--- Record extracts ---

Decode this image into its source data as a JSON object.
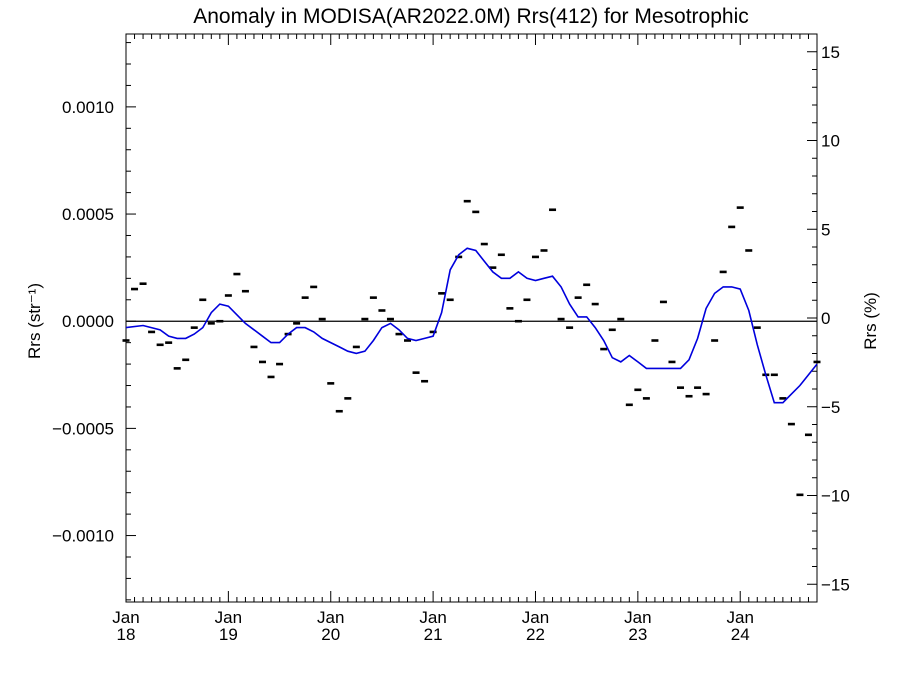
{
  "chart_data": {
    "type": "scatter",
    "title": "Anomaly in MODISA(AR2022.0M) Rrs(412) for Mesotrophic",
    "ylabel_left": "Rrs (str⁻¹)",
    "ylabel_right": "Rrs (%)",
    "xlim": [
      "2018-01",
      "2024-10"
    ],
    "ylim_left": [
      -0.00131,
      0.00134
    ],
    "ylim_right": [
      -16,
      16
    ],
    "grid": false,
    "x_ticks": [
      {
        "month": "Jan",
        "year": "18",
        "x": "2018-01"
      },
      {
        "month": "Jan",
        "year": "19",
        "x": "2019-01"
      },
      {
        "month": "Jan",
        "year": "20",
        "x": "2020-01"
      },
      {
        "month": "Jan",
        "year": "21",
        "x": "2021-01"
      },
      {
        "month": "Jan",
        "year": "22",
        "x": "2022-01"
      },
      {
        "month": "Jan",
        "year": "23",
        "x": "2023-01"
      },
      {
        "month": "Jan",
        "year": "24",
        "x": "2024-01"
      }
    ],
    "y_ticks_left": [
      {
        "value": 0.001,
        "label": "0.0010"
      },
      {
        "value": 0.0005,
        "label": "0.0005"
      },
      {
        "value": 0.0,
        "label": "0.0000"
      },
      {
        "value": -0.0005,
        "label": "−0.0005"
      },
      {
        "value": -0.001,
        "label": "−0.0010"
      }
    ],
    "y_ticks_right": [
      {
        "value": 15,
        "label": "15"
      },
      {
        "value": 10,
        "label": "10"
      },
      {
        "value": 5,
        "label": "5"
      },
      {
        "value": 0,
        "label": "0"
      },
      {
        "value": -5,
        "label": "−5"
      },
      {
        "value": -10,
        "label": "−10"
      },
      {
        "value": -15,
        "label": "−15"
      }
    ],
    "colors": {
      "points": "#000000",
      "line": "#0000dd",
      "zero_line": "#000000"
    },
    "monthly_anomaly": {
      "x": [
        "2018-01",
        "2018-02",
        "2018-03",
        "2018-04",
        "2018-05",
        "2018-06",
        "2018-07",
        "2018-08",
        "2018-09",
        "2018-10",
        "2018-11",
        "2018-12",
        "2019-01",
        "2019-02",
        "2019-03",
        "2019-04",
        "2019-05",
        "2019-06",
        "2019-07",
        "2019-08",
        "2019-09",
        "2019-10",
        "2019-11",
        "2019-12",
        "2020-01",
        "2020-02",
        "2020-03",
        "2020-04",
        "2020-05",
        "2020-06",
        "2020-07",
        "2020-08",
        "2020-09",
        "2020-10",
        "2020-11",
        "2020-12",
        "2021-01",
        "2021-02",
        "2021-03",
        "2021-04",
        "2021-05",
        "2021-06",
        "2021-07",
        "2021-08",
        "2021-09",
        "2021-10",
        "2021-11",
        "2021-12",
        "2022-01",
        "2022-02",
        "2022-03",
        "2022-04",
        "2022-05",
        "2022-06",
        "2022-07",
        "2022-08",
        "2022-09",
        "2022-10",
        "2022-11",
        "2022-12",
        "2023-01",
        "2023-02",
        "2023-03",
        "2023-04",
        "2023-05",
        "2023-06",
        "2023-07",
        "2023-08",
        "2023-09",
        "2023-10",
        "2023-11",
        "2023-12",
        "2024-01",
        "2024-02",
        "2024-03",
        "2024-04",
        "2024-05",
        "2024-06",
        "2024-07",
        "2024-08",
        "2024-09",
        "2024-10"
      ],
      "y": [
        -9e-05,
        0.00015,
        0.000175,
        -5e-05,
        -0.00011,
        -0.0001,
        -0.00022,
        -0.00018,
        -3e-05,
        0.0001,
        -1e-05,
        0.0,
        0.00012,
        0.00022,
        0.00014,
        -0.00012,
        -0.00019,
        -0.00026,
        -0.0002,
        -6e-05,
        -1e-05,
        0.00011,
        0.00016,
        1e-05,
        -0.00029,
        -0.00042,
        -0.00036,
        -0.00012,
        1e-05,
        0.00011,
        5e-05,
        1e-05,
        -6e-05,
        -9e-05,
        -0.00024,
        -0.00028,
        -5e-05,
        0.00013,
        0.0001,
        0.0003,
        0.00056,
        0.00051,
        0.00036,
        0.00025,
        0.00031,
        6e-05,
        0.0,
        0.0001,
        0.0003,
        0.00033,
        0.00052,
        1e-05,
        -3e-05,
        0.00011,
        0.00017,
        8e-05,
        -0.00013,
        -4e-05,
        1e-05,
        -0.00039,
        -0.00032,
        -0.00036,
        -9e-05,
        9e-05,
        -0.00019,
        -0.00031,
        -0.00035,
        -0.00031,
        -0.00034,
        -9e-05,
        0.00023,
        0.00044,
        0.00053,
        0.00033,
        -3e-05,
        -0.00025,
        -0.00025,
        -0.00036,
        -0.00048,
        -0.00081,
        -0.00053,
        -0.00019
      ]
    },
    "running_mean": {
      "x": [
        "2018-01",
        "2018-03",
        "2018-05",
        "2018-06",
        "2018-07",
        "2018-08",
        "2018-09",
        "2018-10",
        "2018-11",
        "2018-12",
        "2019-01",
        "2019-02",
        "2019-03",
        "2019-04",
        "2019-05",
        "2019-06",
        "2019-07",
        "2019-08",
        "2019-09",
        "2019-10",
        "2019-11",
        "2019-12",
        "2020-01",
        "2020-02",
        "2020-03",
        "2020-04",
        "2020-05",
        "2020-06",
        "2020-07",
        "2020-08",
        "2020-09",
        "2020-10",
        "2020-11",
        "2020-12",
        "2021-01",
        "2021-02",
        "2021-03",
        "2021-04",
        "2021-05",
        "2021-06",
        "2021-07",
        "2021-08",
        "2021-09",
        "2021-10",
        "2021-11",
        "2021-12",
        "2022-01",
        "2022-02",
        "2022-03",
        "2022-04",
        "2022-05",
        "2022-06",
        "2022-07",
        "2022-08",
        "2022-09",
        "2022-10",
        "2022-11",
        "2022-12",
        "2023-01",
        "2023-02",
        "2023-03",
        "2023-04",
        "2023-05",
        "2023-06",
        "2023-07",
        "2023-08",
        "2023-09",
        "2023-10",
        "2023-11",
        "2023-12",
        "2024-01",
        "2024-02",
        "2024-03",
        "2024-04",
        "2024-05",
        "2024-06",
        "2024-07",
        "2024-08",
        "2024-09",
        "2024-10"
      ],
      "y": [
        -3e-05,
        -2e-05,
        -4e-05,
        -7e-05,
        -8e-05,
        -8e-05,
        -6e-05,
        -3e-05,
        4e-05,
        8e-05,
        7e-05,
        3e-05,
        -1e-05,
        -4e-05,
        -7e-05,
        -0.0001,
        -0.0001,
        -6e-05,
        -3e-05,
        -3e-05,
        -5e-05,
        -8e-05,
        -0.0001,
        -0.00012,
        -0.00014,
        -0.00015,
        -0.00014,
        -9e-05,
        -3e-05,
        -1e-05,
        -4e-05,
        -8e-05,
        -9e-05,
        -8e-05,
        -7e-05,
        4e-05,
        0.00024,
        0.00031,
        0.00034,
        0.00033,
        0.00028,
        0.00023,
        0.0002,
        0.0002,
        0.00023,
        0.0002,
        0.00019,
        0.0002,
        0.00021,
        0.00016,
        8e-05,
        2e-05,
        2e-05,
        -3e-05,
        -9e-05,
        -0.00017,
        -0.00019,
        -0.00016,
        -0.00019,
        -0.00022,
        -0.00022,
        -0.00022,
        -0.00022,
        -0.00022,
        -0.00018,
        -8e-05,
        6e-05,
        0.00013,
        0.00016,
        0.00016,
        0.00015,
        5e-05,
        -0.00011,
        -0.00025,
        -0.00038,
        -0.00038,
        -0.00034,
        -0.0003,
        -0.00025,
        -0.0002
      ]
    }
  }
}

---

● **Exercise details**:
Out of the material above, gather each line where "year" appears.

● **The response**:
        "year": "18",
        "year": "19",
        "year": "20",
        "year": "21",
        "year": "22",
        "year": "23",
        "year": "24",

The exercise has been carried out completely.